Repeat, without any change, the entries presented below.

→ Material for this task
···

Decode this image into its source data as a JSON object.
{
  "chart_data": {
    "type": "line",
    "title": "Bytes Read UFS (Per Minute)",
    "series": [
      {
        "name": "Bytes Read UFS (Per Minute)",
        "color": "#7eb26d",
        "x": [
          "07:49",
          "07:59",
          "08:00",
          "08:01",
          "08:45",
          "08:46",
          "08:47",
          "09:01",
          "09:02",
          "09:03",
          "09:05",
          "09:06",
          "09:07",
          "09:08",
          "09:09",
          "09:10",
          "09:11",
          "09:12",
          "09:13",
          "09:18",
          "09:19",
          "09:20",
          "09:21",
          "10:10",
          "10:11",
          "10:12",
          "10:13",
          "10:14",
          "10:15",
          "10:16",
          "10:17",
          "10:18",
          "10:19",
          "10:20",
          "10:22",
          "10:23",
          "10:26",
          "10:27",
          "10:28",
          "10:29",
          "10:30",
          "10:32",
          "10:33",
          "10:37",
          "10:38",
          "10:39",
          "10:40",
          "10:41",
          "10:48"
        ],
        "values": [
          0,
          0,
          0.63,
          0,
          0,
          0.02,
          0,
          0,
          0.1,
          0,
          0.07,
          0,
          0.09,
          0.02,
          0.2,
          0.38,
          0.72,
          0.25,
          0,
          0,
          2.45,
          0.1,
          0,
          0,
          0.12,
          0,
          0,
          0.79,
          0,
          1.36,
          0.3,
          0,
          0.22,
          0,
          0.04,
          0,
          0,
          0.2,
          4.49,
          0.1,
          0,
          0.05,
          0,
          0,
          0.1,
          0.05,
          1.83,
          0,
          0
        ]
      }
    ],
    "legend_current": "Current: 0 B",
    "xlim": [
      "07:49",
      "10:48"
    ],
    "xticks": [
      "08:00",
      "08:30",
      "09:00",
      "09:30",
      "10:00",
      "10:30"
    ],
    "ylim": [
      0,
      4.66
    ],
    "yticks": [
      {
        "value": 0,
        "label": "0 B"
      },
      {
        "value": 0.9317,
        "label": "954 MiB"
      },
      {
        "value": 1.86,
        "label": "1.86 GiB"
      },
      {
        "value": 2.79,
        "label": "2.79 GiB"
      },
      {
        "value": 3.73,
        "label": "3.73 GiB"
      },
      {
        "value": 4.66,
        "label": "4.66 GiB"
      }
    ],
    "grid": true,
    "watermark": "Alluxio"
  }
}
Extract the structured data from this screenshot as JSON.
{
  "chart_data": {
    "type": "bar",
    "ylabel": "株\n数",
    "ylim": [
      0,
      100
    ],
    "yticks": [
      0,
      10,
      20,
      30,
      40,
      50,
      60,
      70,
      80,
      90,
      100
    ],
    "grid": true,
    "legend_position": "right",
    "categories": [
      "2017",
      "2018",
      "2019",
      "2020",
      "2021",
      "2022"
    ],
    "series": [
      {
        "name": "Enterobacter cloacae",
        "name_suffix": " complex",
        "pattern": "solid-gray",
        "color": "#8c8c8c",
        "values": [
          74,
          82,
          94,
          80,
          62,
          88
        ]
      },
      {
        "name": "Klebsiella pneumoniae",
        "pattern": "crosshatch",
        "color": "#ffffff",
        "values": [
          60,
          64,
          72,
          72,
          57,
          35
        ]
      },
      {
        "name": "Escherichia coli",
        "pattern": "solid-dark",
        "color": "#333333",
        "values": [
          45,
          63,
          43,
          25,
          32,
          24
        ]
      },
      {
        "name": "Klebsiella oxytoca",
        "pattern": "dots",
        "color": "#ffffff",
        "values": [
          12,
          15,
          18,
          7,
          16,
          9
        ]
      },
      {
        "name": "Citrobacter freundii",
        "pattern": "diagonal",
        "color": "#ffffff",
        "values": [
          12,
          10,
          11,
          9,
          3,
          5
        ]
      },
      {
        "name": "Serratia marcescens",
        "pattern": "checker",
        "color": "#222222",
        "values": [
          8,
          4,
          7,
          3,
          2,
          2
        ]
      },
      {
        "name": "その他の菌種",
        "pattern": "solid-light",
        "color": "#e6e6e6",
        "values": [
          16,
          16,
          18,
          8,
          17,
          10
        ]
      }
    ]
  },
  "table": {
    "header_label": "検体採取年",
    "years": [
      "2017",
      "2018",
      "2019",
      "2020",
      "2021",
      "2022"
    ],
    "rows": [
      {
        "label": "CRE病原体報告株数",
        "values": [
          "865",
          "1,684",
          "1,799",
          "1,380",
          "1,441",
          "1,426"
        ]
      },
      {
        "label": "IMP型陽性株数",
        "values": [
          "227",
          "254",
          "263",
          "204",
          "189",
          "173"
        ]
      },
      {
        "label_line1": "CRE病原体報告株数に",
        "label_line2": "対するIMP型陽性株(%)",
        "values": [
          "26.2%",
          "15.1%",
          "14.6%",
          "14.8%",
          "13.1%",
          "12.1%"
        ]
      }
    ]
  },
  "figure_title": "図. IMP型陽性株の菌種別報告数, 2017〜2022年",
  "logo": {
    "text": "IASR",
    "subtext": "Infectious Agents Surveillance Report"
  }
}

···

→ Right answer
Decode this image into its source data as a JSON object.
{
  "chart_data": {
    "type": "line",
    "title": "Bytes Read UFS (Per Minute)",
    "series": [
      {
        "name": "Bytes Read UFS (Per Minute)",
        "color": "#7eb26d",
        "x": [
          "07:49",
          "07:59",
          "08:00",
          "08:01",
          "08:45",
          "08:46",
          "08:47",
          "09:01",
          "09:02",
          "09:03",
          "09:05",
          "09:06",
          "09:07",
          "09:08",
          "09:09",
          "09:10",
          "09:11",
          "09:12",
          "09:13",
          "09:18",
          "09:19",
          "09:20",
          "09:21",
          "10:10",
          "10:11",
          "10:12",
          "10:13",
          "10:14",
          "10:15",
          "10:16",
          "10:17",
          "10:18",
          "10:19",
          "10:20",
          "10:22",
          "10:23",
          "10:26",
          "10:27",
          "10:28",
          "10:29",
          "10:30",
          "10:32",
          "10:33",
          "10:37",
          "10:38",
          "10:39",
          "10:40",
          "10:41",
          "10:48"
        ],
        "values": [
          0,
          0,
          0.63,
          0,
          0,
          0.02,
          0,
          0,
          0.1,
          0,
          0.07,
          0,
          0.09,
          0.02,
          0.2,
          0.38,
          0.72,
          0.25,
          0,
          0,
          2.45,
          0.1,
          0,
          0,
          0.12,
          0,
          0,
          0.79,
          0,
          1.36,
          0.3,
          0,
          0.22,
          0,
          0.04,
          0,
          0,
          0.2,
          4.49,
          0.1,
          0,
          0.05,
          0,
          0,
          0.1,
          0.05,
          1.83,
          0,
          0
        ]
      }
    ],
    "legend_current": "Current: 0 B",
    "xlim": [
      "07:49",
      "10:48"
    ],
    "xticks": [
      "08:00",
      "08:30",
      "09:00",
      "09:30",
      "10:00",
      "10:30"
    ],
    "ylim": [
      0,
      4.66
    ],
    "yticks": [
      {
        "value": 0,
        "label": "0 B"
      },
      {
        "value": 0.9317,
        "label": "954 MiB"
      },
      {
        "value": 1.86,
        "label": "1.86 GiB"
      },
      {
        "value": 2.79,
        "label": "2.79 GiB"
      },
      {
        "value": 3.73,
        "label": "3.73 GiB"
      },
      {
        "value": 4.66,
        "label": "4.66 GiB"
      }
    ],
    "grid": true,
    "watermark": "Alluxio"
  }
}
Extract the structured data from this screenshot as JSON.
{
  "chart_data": {
    "type": "bar",
    "ylabel": "株\n数",
    "ylim": [
      0,
      100
    ],
    "yticks": [
      0,
      10,
      20,
      30,
      40,
      50,
      60,
      70,
      80,
      90,
      100
    ],
    "grid": true,
    "legend_position": "right",
    "categories": [
      "2017",
      "2018",
      "2019",
      "2020",
      "2021",
      "2022"
    ],
    "series": [
      {
        "name": "Enterobacter cloacae",
        "name_suffix": " complex",
        "pattern": "solid-gray",
        "color": "#8c8c8c",
        "values": [
          74,
          82,
          94,
          80,
          62,
          88
        ]
      },
      {
        "name": "Klebsiella pneumoniae",
        "pattern": "crosshatch",
        "color": "#ffffff",
        "values": [
          60,
          64,
          72,
          72,
          57,
          35
        ]
      },
      {
        "name": "Escherichia coli",
        "pattern": "solid-dark",
        "color": "#333333",
        "values": [
          45,
          63,
          43,
          25,
          32,
          24
        ]
      },
      {
        "name": "Klebsiella oxytoca",
        "pattern": "dots",
        "color": "#ffffff",
        "values": [
          12,
          15,
          18,
          7,
          16,
          9
        ]
      },
      {
        "name": "Citrobacter freundii",
        "pattern": "diagonal",
        "color": "#ffffff",
        "values": [
          12,
          10,
          11,
          9,
          3,
          5
        ]
      },
      {
        "name": "Serratia marcescens",
        "pattern": "checker",
        "color": "#222222",
        "values": [
          8,
          4,
          7,
          3,
          2,
          2
        ]
      },
      {
        "name": "その他の菌種",
        "pattern": "solid-light",
        "color": "#e6e6e6",
        "values": [
          16,
          16,
          18,
          8,
          17,
          10
        ]
      }
    ]
  },
  "table": {
    "header_label": "検体採取年",
    "years": [
      "2017",
      "2018",
      "2019",
      "2020",
      "2021",
      "2022"
    ],
    "rows": [
      {
        "label": "CRE病原体報告株数",
        "values": [
          "865",
          "1,684",
          "1,799",
          "1,380",
          "1,441",
          "1,426"
        ]
      },
      {
        "label": "IMP型陽性株数",
        "values": [
          "227",
          "254",
          "263",
          "204",
          "189",
          "173"
        ]
      },
      {
        "label_line1": "CRE病原体報告株数に",
        "label_line2": "対するIMP型陽性株(%)",
        "values": [
          "26.2%",
          "15.1%",
          "14.6%",
          "14.8%",
          "13.1%",
          "12.1%"
        ]
      }
    ]
  },
  "figure_title": "図. IMP型陽性株の菌種別報告数, 2017〜2022年",
  "logo": {
    "text": "IASR",
    "subtext": "Infectious Agents Surveillance Report"
  }
}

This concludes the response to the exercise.